## Aufgaben
**a)** Prüfe, ob die folgenden Aussagen mit dem Text über das Reichskonkordat übereinstimmen: (i) Das Reichskonkordat wurde am 20. Juli 1933 geschlossen. (ii) Die katholische Kirche lehnte damals nur den Kommunismus ab, die Sozialdemokratie dagegen nicht. (iii) Toleranz galt als Stärke. Antworte jeweils mit Ja oder Nein und zitiere die entscheidenden Worte des Textes wörtlich.
**b)** Schreib aus dem Text über das Reichskonkordat den Abschnitt von „Es war neben“ bis einschließlich „Liberalen fallen können.“ wortgetreu ab.
**c)** Führe den Text über das Reichskonkordat und die Politik des Vatikans nach seinem letzten Satz weiter.

## Vorliegender Text
Am 20. Juli 1933 gelang dem deutschen Naziregime mit dem „Reichskonkordat“, einem Staatsvertrag mit dem Vatikan, ein beachtlicher diplomatischer Erfolg.
International durchbrach das Naziregime mit diesem Staatsvertrag seine Isolierung. Für Deutschland bedeutete er den Schulterschluss auch der katholische Kirche mit dem Nationalsozialismus. Wesendlichen Anteil an diesem fatalen Bündnis hatte Kardinalstaatssekretär Eugenio Pacelli, der spätere Papst Pius XII..

Die Politik des Vatikans in der Zeit nach 1918 war durch die Angst vor dem „gottlosen“ Kommunismus bestimmt, was angesichts des aggressiven Atheismus in der neu gegründeten UdSSR durchaus nachvollziehbar ist. Allerdings lehnte die römisch-katholische Kirche seinerzeit nicht allein den Kommunismus, sondern jede Form des Sozialismus, einschließlich der Sozialdemokratie, ab. Aber auch der politische Liberalismus wurde kirchlicherseits beargwöhnt.
In der Tat sahen nicht wenige hohe Geistliche in demokratischen Idealen wie Freiheit, Unabhängigkeit und Eigeninitiative nicht nur eine Gefahr für den Einfluß und die Privilegien ihrer Kirche, sondern für das Christentum an sich. Toleranz galt als gefährliche Schwäche.
Es war neben den russischen Revolution vor allem der Untergang der österreichisch-ungarische Monarchie mit ihrer starken katholischen Präsenz, der die Angst vor der „rote Gefahr“ anheizte. Der Vatikan kam zu der Einschätzung, dass die Interessen der römisch-katholischen Kirche am Besten von autoritär regierten katholischen Staaten geschützt werden könnten. Diktaturen waren, solage ihre Führer gute Katholiken waren, offenbar akzeptabler als die Wechselhaftigkeit von Demokratien, die jederzeit in die Hände von atheistischen Kommunisten, Sozialisten, für die Religion nichts als Privatsache ist, und den allen möglichen nicht-katholischen Weltanschauungen gegenüber gefährlich toleranten Liberalen fallen können.

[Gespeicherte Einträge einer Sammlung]

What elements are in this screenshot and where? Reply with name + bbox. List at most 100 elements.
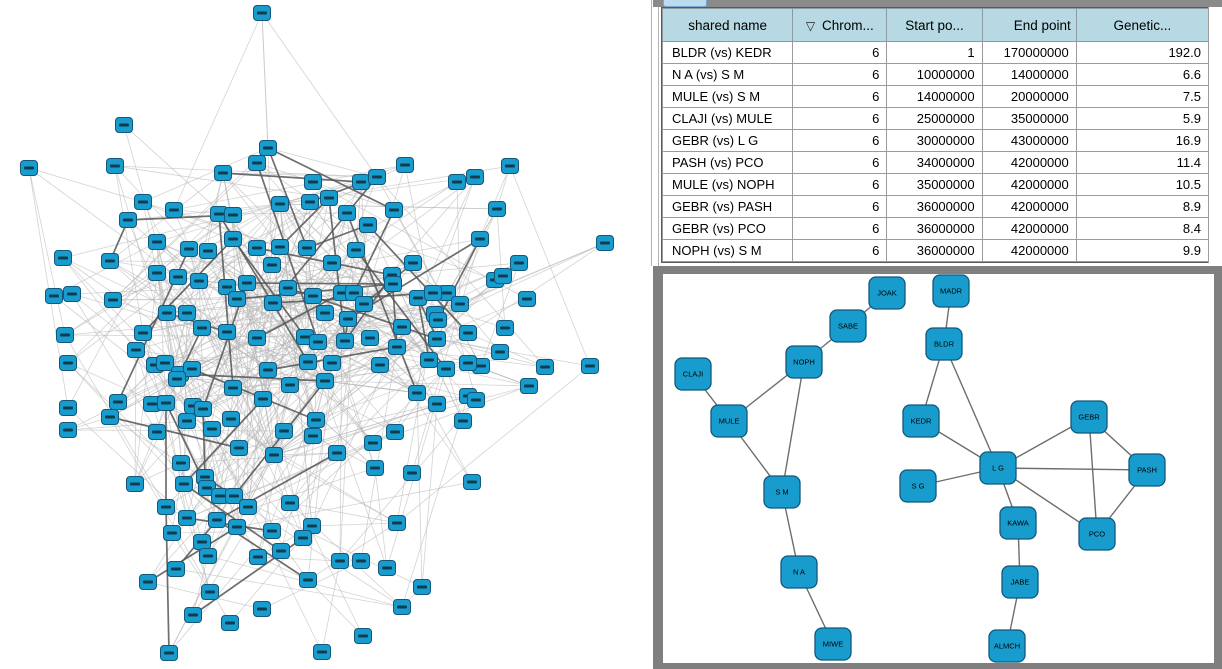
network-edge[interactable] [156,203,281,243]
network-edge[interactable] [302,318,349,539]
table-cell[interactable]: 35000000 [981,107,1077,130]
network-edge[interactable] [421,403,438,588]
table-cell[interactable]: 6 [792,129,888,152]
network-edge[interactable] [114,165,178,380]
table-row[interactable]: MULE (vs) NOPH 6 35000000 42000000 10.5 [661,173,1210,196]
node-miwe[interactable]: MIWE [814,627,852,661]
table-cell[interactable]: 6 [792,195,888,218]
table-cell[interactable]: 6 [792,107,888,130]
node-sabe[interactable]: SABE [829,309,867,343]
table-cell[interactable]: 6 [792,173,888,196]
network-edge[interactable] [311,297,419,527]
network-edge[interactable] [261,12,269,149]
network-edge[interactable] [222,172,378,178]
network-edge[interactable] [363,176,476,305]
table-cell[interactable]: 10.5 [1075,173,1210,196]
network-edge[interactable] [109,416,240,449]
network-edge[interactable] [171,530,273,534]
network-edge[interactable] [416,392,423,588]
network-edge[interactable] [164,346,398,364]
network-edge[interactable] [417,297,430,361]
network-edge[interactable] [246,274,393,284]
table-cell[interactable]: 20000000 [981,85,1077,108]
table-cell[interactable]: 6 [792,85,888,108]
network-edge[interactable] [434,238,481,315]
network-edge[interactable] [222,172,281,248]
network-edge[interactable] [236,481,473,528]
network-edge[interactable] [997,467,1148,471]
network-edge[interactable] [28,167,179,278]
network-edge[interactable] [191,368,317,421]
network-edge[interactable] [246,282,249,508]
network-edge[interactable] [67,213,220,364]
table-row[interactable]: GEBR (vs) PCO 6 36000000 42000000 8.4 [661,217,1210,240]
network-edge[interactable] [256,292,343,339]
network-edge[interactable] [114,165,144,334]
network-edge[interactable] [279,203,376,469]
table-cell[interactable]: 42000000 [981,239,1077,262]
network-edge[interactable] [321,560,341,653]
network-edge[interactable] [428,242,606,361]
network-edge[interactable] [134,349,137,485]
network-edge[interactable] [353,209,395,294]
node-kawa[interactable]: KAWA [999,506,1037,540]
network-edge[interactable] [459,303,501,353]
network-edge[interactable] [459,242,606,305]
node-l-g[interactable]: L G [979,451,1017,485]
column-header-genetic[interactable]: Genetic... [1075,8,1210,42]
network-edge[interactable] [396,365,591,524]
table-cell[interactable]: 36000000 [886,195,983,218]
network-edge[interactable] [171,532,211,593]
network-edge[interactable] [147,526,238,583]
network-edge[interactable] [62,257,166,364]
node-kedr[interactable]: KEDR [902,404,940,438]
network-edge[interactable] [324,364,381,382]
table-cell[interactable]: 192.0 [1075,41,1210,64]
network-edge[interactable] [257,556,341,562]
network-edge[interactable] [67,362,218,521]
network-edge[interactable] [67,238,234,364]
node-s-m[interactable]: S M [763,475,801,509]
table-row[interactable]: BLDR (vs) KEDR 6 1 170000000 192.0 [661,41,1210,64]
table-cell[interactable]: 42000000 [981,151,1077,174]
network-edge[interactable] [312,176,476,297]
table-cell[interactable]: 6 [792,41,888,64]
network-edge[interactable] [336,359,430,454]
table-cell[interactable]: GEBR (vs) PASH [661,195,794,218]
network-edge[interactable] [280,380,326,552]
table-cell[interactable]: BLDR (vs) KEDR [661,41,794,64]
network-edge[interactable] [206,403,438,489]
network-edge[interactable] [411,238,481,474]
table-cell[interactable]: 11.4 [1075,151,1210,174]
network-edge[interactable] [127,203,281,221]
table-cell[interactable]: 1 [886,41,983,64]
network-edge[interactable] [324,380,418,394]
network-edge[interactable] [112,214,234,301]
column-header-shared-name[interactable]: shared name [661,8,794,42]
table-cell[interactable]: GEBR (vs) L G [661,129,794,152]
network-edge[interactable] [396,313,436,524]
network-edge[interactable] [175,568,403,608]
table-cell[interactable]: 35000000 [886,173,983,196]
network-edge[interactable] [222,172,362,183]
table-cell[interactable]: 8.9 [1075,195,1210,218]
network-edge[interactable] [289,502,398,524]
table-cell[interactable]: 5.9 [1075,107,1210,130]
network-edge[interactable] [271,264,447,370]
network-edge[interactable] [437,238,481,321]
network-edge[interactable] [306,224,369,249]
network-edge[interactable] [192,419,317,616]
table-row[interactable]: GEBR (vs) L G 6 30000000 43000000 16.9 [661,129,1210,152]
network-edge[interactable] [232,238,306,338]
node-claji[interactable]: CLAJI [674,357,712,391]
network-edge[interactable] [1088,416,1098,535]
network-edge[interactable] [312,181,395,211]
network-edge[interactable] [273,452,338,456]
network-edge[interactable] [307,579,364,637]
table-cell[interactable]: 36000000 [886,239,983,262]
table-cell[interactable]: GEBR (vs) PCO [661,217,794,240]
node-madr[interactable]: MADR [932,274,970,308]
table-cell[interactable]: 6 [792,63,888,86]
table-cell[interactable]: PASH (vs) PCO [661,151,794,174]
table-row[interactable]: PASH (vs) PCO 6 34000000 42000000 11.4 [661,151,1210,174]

## Lösungen
**a)**
(i) Ja: „Am 20. Juli 1933 gelang dem deutschen Naziregime mit dem „Reichskonkordat“, einem Staatsvertrag mit dem Vatikan, ein beachtlicher diplomatischer Erfolg.“
(ii) Nein: „Allerdings lehnte die römisch-katholische Kirche seinerzeit nicht allein den Kommunismus, sondern jede Form des Sozialismus, einschließlich der Sozialdemokratie, ab.“
(iii) Nein: „Toleranz galt als gefährliche Schwäche.“

**b)**
Es war neben den russischen Revolution vor allem der Untergang der österreichisch-ungarische Monarchie mit ihrer starken katholischen Präsenz, der die Angst vor der „rote Gefahr“ anheizte. Der Vatikan kam zu der Einschätzung, dass die Interessen der römisch-katholischen Kirche am Besten von autoritär regierten katholischen Staaten geschützt werden könnten. Diktaturen waren, solage ihre Führer gute Katholiken waren, offenbar akzeptabler als die Wechselhaftigkeit von Demokratien, die jederzeit in die Hände von atheistischen Kommunisten, Sozialisten, für die Religion nichts als Privatsache ist, und den allen möglichen nicht-katholischen Weltanschauungen gegenüber gefährlich toleranten Liberalen fallen können.

**c)**
Papst Pius XI., wie auch Pacelli, zeigten jedenfalls stets Sympathie für autoritär regierte katholische Staaten, und verstanden sich gut mit dem italienischen Faschismus unter Mussolini.
Den deutschen Nationalsozialisten misstraute Pacelli in seiner Zeit als Nuntius (vatikanischer Botschafter) für Deutschland hingegen. Im Mai 1924 nannte er den Nationalsozialismus die „vielleicht gefährlichste Häresie unserer Zeit“ – eine interessante Wortwahl. Häresie ist nach römisch-katholischem Verständnis nämlich das beharrliche Leugnen einer „zu glaubenden Wahrheit“, vorausgesetzt, dass der Häretiker vorher katholischer Christ war. Das lässt vermuten, dass Pacelli die „Nationalsozialistische Bewegung“ als eine Art vom Katholiken Hitler geführte Sekte ansah. Sorgen bereiteten dem Nuntius auch die antikatholischen Tendenzen rechtsgerichteter Protestanten, die die Jesuiten und Juden als gemeinsame Feinde des Deutschtums ansahen und bekämpften. Bezeichnend ist, dass er deshalb vor der ökumenischen Annäherung an die evangelischen Kirchen warnte – obwohl jene evangelischen Christen, die an der Ökomene interessiert waren, schon aufgrund dieses Interesses ja keine „Katholikenfresser“ sein konnten.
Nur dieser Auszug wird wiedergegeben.